## Directions for this task
Filter the entries that follow, copying every line in which the word "legal" appears.

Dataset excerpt
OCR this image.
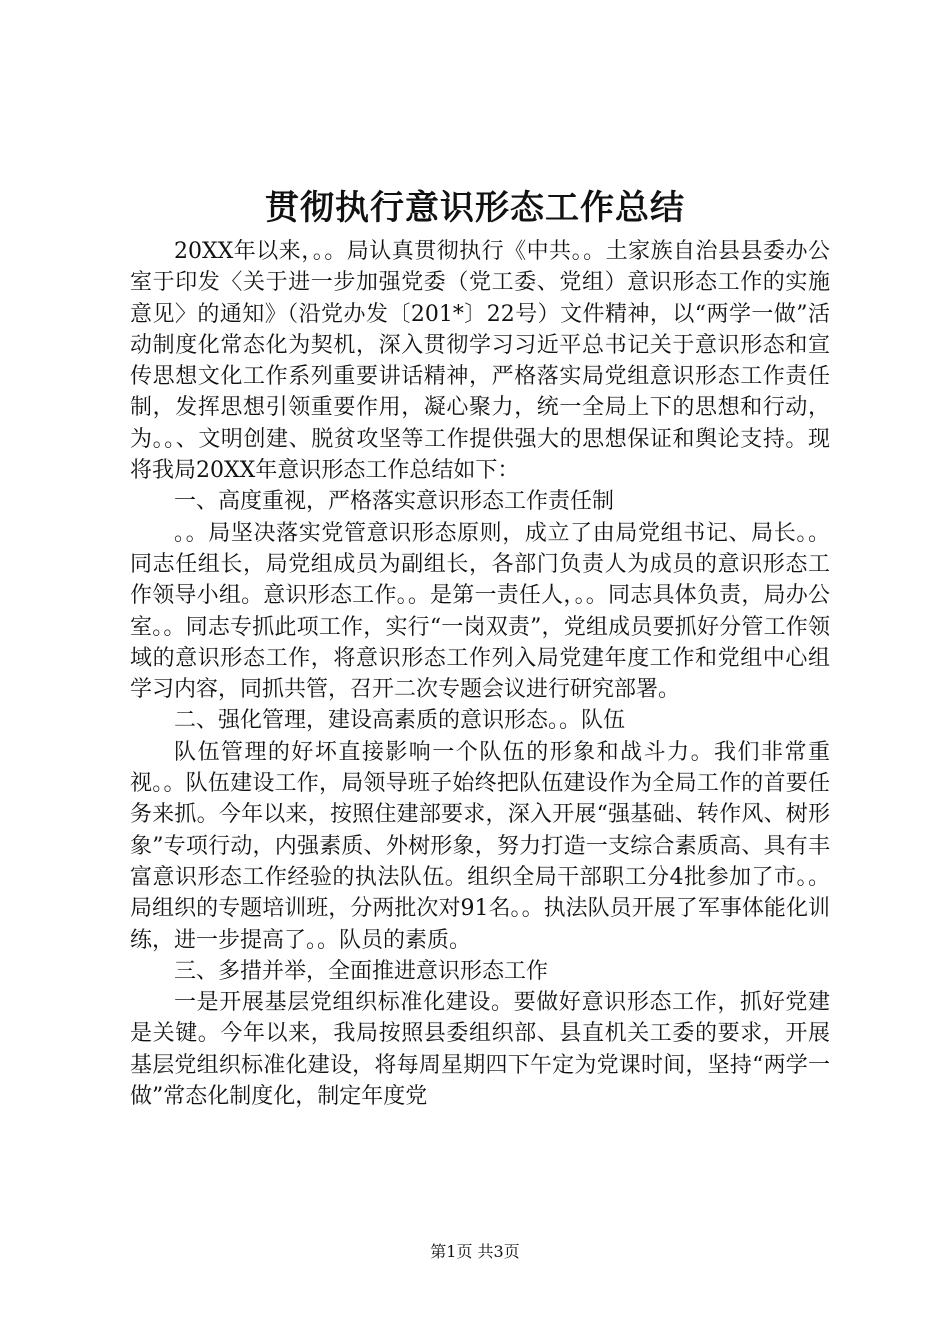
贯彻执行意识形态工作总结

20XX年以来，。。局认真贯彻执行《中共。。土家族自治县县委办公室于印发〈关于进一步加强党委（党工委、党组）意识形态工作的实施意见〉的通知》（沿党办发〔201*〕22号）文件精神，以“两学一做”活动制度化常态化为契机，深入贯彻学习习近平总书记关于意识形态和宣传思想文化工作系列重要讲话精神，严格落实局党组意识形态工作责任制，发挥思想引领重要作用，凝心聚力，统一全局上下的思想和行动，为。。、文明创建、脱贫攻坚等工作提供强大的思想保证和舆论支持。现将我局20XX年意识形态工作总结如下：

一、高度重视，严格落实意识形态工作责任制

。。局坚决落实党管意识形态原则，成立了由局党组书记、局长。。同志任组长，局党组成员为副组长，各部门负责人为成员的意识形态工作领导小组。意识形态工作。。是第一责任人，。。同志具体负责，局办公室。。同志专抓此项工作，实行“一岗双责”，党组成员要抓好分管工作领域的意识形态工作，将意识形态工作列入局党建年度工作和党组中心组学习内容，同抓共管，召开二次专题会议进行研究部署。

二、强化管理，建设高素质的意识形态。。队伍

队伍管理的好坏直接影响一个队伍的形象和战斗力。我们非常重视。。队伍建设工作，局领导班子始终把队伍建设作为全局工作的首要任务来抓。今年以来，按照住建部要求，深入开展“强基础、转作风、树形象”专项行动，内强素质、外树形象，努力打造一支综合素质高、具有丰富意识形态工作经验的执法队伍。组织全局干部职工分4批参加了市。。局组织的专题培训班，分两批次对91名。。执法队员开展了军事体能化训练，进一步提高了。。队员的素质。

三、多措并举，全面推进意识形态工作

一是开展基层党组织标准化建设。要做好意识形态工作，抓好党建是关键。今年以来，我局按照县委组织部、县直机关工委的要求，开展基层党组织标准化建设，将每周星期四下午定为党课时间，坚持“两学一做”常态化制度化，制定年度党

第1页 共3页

==

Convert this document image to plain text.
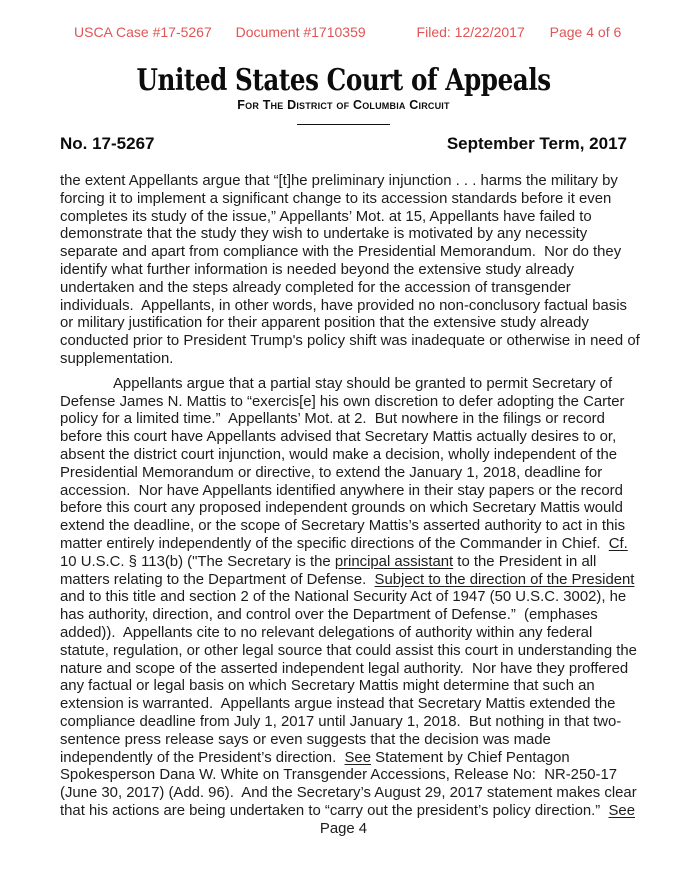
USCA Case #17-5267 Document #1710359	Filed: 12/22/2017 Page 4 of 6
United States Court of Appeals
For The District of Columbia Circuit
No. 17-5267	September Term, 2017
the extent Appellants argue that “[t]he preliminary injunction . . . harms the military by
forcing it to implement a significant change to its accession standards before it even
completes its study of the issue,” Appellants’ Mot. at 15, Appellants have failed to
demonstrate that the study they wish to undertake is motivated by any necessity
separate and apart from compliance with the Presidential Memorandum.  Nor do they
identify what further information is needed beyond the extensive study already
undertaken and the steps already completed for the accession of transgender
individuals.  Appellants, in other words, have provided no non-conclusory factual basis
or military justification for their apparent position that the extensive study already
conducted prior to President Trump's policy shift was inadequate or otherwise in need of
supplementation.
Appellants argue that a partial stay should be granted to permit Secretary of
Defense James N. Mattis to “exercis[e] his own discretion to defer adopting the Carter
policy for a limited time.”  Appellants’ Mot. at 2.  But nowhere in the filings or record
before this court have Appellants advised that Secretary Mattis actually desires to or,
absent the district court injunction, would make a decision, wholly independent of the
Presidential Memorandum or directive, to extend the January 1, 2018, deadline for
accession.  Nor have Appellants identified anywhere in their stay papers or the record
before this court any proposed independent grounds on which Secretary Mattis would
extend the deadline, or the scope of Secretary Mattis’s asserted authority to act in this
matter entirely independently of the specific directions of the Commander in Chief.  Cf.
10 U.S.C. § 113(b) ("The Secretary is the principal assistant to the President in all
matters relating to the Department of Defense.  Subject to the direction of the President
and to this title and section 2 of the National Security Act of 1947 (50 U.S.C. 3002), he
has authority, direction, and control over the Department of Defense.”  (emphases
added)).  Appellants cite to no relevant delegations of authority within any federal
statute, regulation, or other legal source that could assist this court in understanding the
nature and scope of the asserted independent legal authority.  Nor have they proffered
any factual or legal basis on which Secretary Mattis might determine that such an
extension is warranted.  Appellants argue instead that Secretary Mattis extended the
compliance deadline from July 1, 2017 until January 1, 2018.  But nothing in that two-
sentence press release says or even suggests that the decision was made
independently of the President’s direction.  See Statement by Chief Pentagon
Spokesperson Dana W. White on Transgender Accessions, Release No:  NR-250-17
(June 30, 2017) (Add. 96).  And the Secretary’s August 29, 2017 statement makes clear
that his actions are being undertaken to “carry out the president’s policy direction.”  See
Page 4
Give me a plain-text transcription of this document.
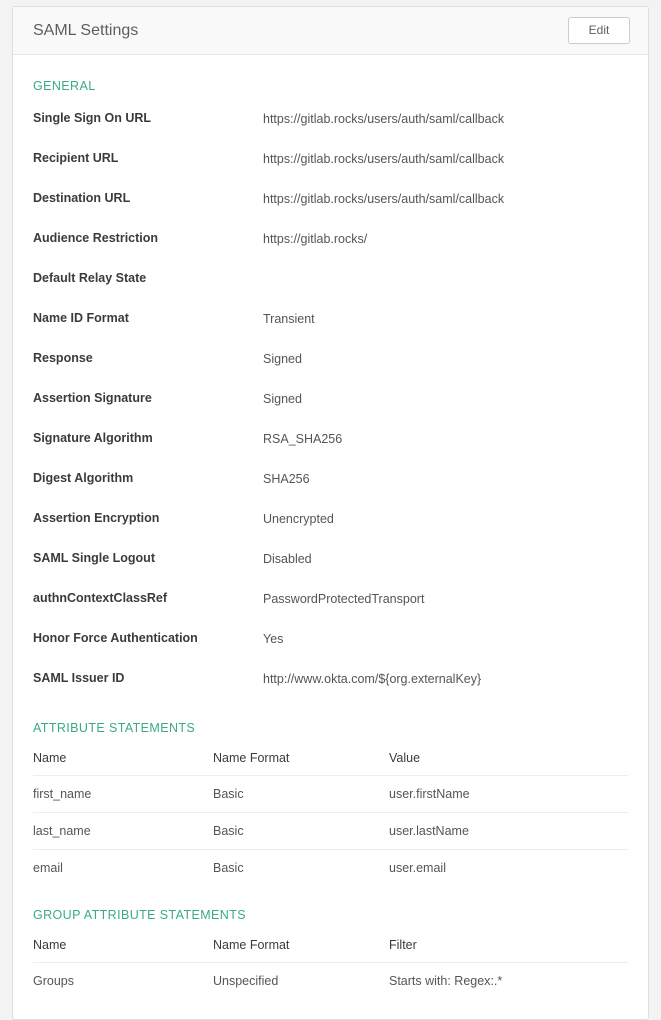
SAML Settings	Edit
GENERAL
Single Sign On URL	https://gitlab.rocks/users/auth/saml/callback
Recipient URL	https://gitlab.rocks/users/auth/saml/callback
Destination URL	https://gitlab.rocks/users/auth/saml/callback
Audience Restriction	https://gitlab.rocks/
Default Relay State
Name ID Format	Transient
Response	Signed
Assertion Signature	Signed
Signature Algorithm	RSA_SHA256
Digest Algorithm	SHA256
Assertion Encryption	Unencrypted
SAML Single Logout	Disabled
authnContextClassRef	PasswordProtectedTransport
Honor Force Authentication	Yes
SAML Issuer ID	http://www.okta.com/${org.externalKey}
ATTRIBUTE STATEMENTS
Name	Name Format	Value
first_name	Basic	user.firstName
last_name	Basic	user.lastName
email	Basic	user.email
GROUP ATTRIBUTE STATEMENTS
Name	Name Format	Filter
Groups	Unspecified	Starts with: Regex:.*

## The output
statute, regulation, or other legal source that could assist this court in understanding the
nature and scope of the asserted independent legal authority.  Nor have they proffered
any factual or legal basis on which Secretary Mattis might determine that such an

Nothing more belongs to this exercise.